(Extracted records)

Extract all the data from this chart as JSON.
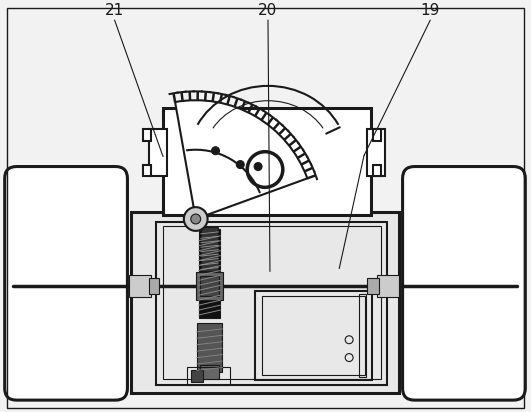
{
  "background_color": "#f2f2f2",
  "line_color": "#1a1a1a",
  "lw_main": 1.5,
  "lw_thin": 0.8,
  "lw_thick": 2.2,
  "fig_width": 5.31,
  "fig_height": 4.12,
  "dpi": 100
}
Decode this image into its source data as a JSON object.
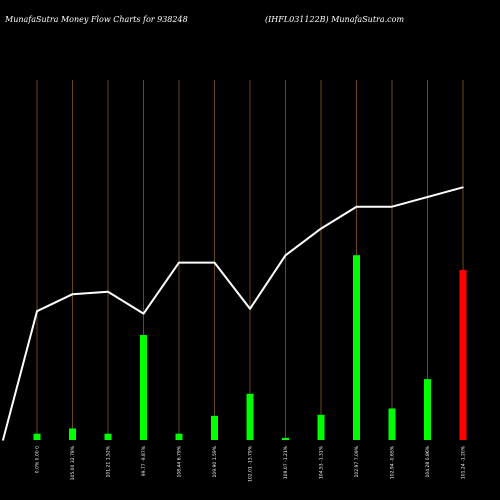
{
  "header": {
    "title": "MunafaSutra  Money Flow  Charts for 938248",
    "right_title": "(IHFL031122B) MunafaSutra.com"
  },
  "chart_data": {
    "type": "bar",
    "ylim": [
      0,
      100
    ],
    "grid": "vertical lines at each bar",
    "categories": [
      "0.0% 0.00 0",
      "105.00 32.78%",
      "101.21 1.52%",
      "99.77 -9.87%",
      "108.44 6.79%",
      "109.90 1.59%",
      "102.01 -13.79%",
      "109.07 -1.21%",
      "104.53 -1.31%",
      "102.97 7.09%",
      "102.94 -0.65%",
      "104.28 0.86%",
      "101.24 -1.20%"
    ],
    "series": [
      {
        "kind": "bars",
        "values": [
          3,
          5.5,
          3,
          50,
          3,
          11.5,
          22,
          1,
          12,
          88,
          15,
          29,
          81
        ],
        "colors": [
          "#00ff00",
          "#00ff00",
          "#00ff00",
          "#00ff00",
          "#00ff00",
          "#00ff00",
          "#00ff00",
          "#00ff00",
          "#00ff00",
          "#00ff00",
          "#00ff00",
          "#00ff00",
          "#ff0000"
        ]
      },
      {
        "kind": "line",
        "values": [
          0,
          53,
          60,
          61,
          52,
          73,
          73,
          54,
          76,
          87,
          96,
          96,
          104
        ]
      }
    ]
  }
}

DIRECTIONS FOR THIS TASK
Print the full listing exactly, dropping the pictures.

FULL SOLUTION
Extract all the data from this chart as JSON.
{
  "background_color": "#f2f2f2",
  "line_color": "#1a1a1a",
  "lw_main": 1.5,
  "lw_thin": 0.8,
  "lw_thick": 2.2,
  "fig_width": 5.31,
  "fig_height": 4.12,
  "dpi": 100
}
Decode this image into its source data as a JSON object.
{
  "header": {
    "title": "MunafaSutra  Money Flow  Charts for 938248",
    "right_title": "(IHFL031122B) MunafaSutra.com"
  },
  "chart_data": {
    "type": "bar",
    "ylim": [
      0,
      100
    ],
    "grid": "vertical lines at each bar",
    "categories": [
      "0.0% 0.00 0",
      "105.00 32.78%",
      "101.21 1.52%",
      "99.77 -9.87%",
      "108.44 6.79%",
      "109.90 1.59%",
      "102.01 -13.79%",
      "109.07 -1.21%",
      "104.53 -1.31%",
      "102.97 7.09%",
      "102.94 -0.65%",
      "104.28 0.86%",
      "101.24 -1.20%"
    ],
    "series": [
      {
        "kind": "bars",
        "values": [
          3,
          5.5,
          3,
          50,
          3,
          11.5,
          22,
          1,
          12,
          88,
          15,
          29,
          81
        ],
        "colors": [
          "#00ff00",
          "#00ff00",
          "#00ff00",
          "#00ff00",
          "#00ff00",
          "#00ff00",
          "#00ff00",
          "#00ff00",
          "#00ff00",
          "#00ff00",
          "#00ff00",
          "#00ff00",
          "#ff0000"
        ]
      },
      {
        "kind": "line",
        "values": [
          0,
          53,
          60,
          61,
          52,
          73,
          73,
          54,
          76,
          87,
          96,
          96,
          104
        ]
      }
    ]
  }
}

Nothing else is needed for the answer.